- _DATA FOR PROCESSING_:

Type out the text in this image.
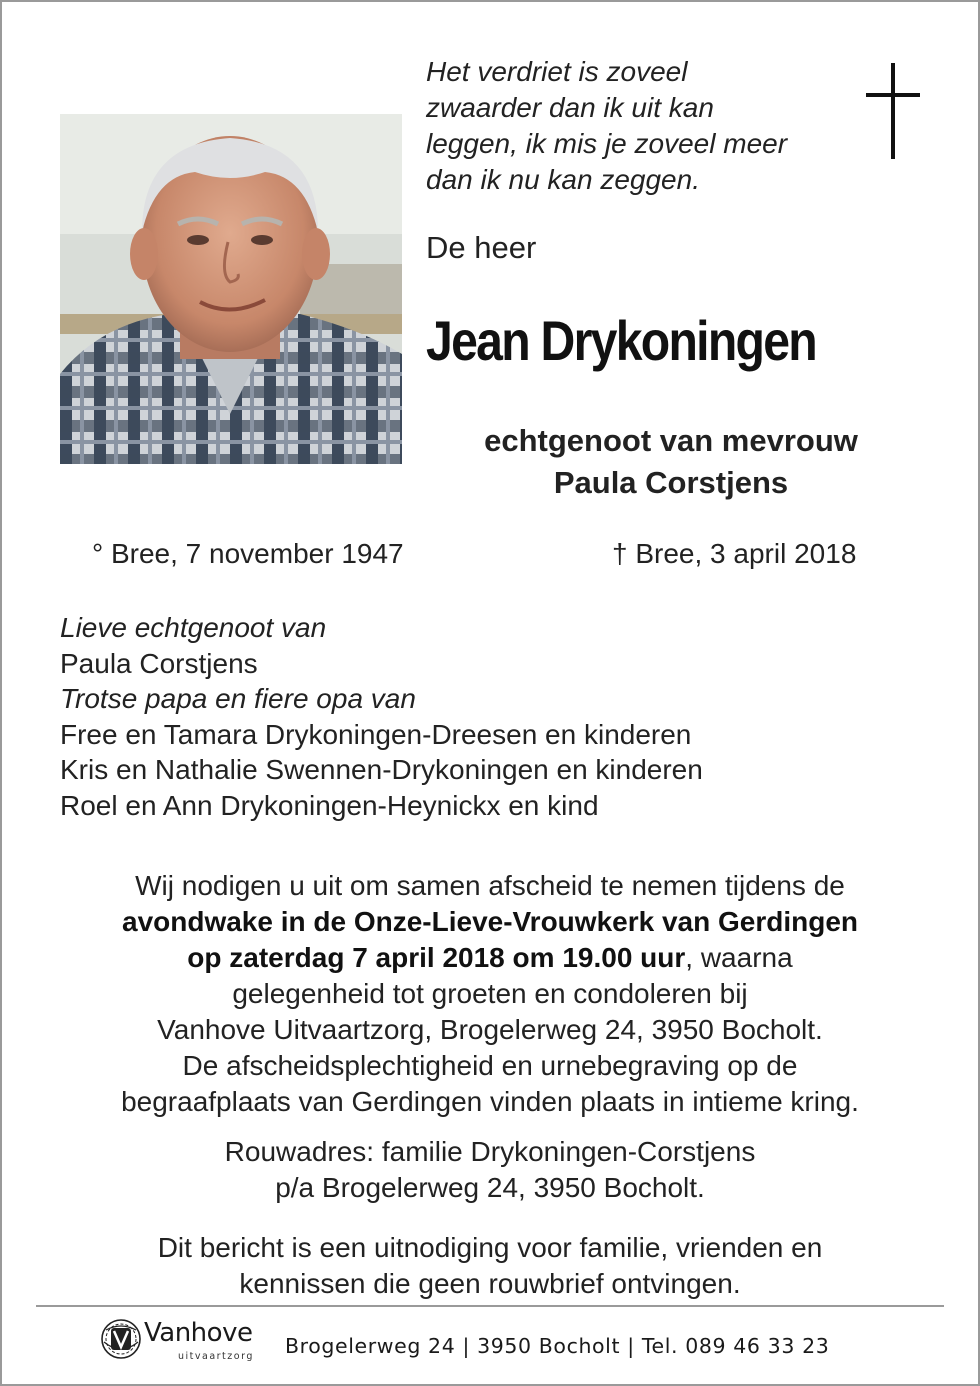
Het verdriet is zoveel
zwaarder dan ik uit kan
leggen, ik mis je zoveel meer
dan ik nu kan zeggen.
De heer
Jean Drykoningen
echtgenoot van mevrouw
Paula Corstjens
° Bree, 7 november 1947	† Bree, 3 april 2018
Lieve echtgenoot van
Paula Corstjens
Trotse papa en fiere opa van
Free en Tamara Drykoningen-Dreesen en kinderen
Kris en Nathalie Swennen-Drykoningen en kinderen
Roel en Ann Drykoningen-Heynickx en kind
Wij nodigen u uit om samen afscheid te nemen tijdens de
avondwake in de Onze-Lieve-Vrouwkerk van Gerdingen
op zaterdag 7 april 2018 om 19.00 uur, waarna
gelegenheid tot groeten en condoleren bij
Vanhove Uitvaartzorg, Brogelerweg 24, 3950 Bocholt.
De afscheidsplechtigheid en urnebegraving op de
begraafplaats van Gerdingen vinden plaats in intieme kring.
Rouwadres: familie Drykoningen-Corstjens
p/a Brogelerweg 24, 3950 Bocholt.
Dit bericht is een uitnodiging voor familie, vrienden en
kennissen die geen rouwbrief ontvingen.
Vanhove
uitvaartzorg Brogelerweg 24 | 3950 Bocholt | Tel. 089 46 33 23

- _TASK INSTRUCTIONS_: Keep the pictures out and write out the records exactly.

- _SOLUTION FOR THIS EXERCISE_:
Type out the text in this image.
Het verdriet is zoveel
zwaarder dan ik uit kan
leggen, ik mis je zoveel meer
dan ik nu kan zeggen.
De heer
Jean Drykoningen
echtgenoot van mevrouw
Paula Corstjens
° Bree, 7 november 1947	† Bree, 3 april 2018
Lieve echtgenoot van
Paula Corstjens
Trotse papa en fiere opa van
Free en Tamara Drykoningen-Dreesen en kinderen
Kris en Nathalie Swennen-Drykoningen en kinderen
Roel en Ann Drykoningen-Heynickx en kind
Wij nodigen u uit om samen afscheid te nemen tijdens de
avondwake in de Onze-Lieve-Vrouwkerk van Gerdingen
op zaterdag 7 april 2018 om 19.00 uur, waarna
gelegenheid tot groeten en condoleren bij
Vanhove Uitvaartzorg, Brogelerweg 24, 3950 Bocholt.
De afscheidsplechtigheid en urnebegraving op de
begraafplaats van Gerdingen vinden plaats in intieme kring.
Rouwadres: familie Drykoningen-Corstjens
p/a Brogelerweg 24, 3950 Bocholt.
Dit bericht is een uitnodiging voor familie, vrienden en
kennissen die geen rouwbrief ontvingen.
Vanhove
uitvaartzorg Brogelerweg 24 | 3950 Bocholt | Tel. 089 46 33 23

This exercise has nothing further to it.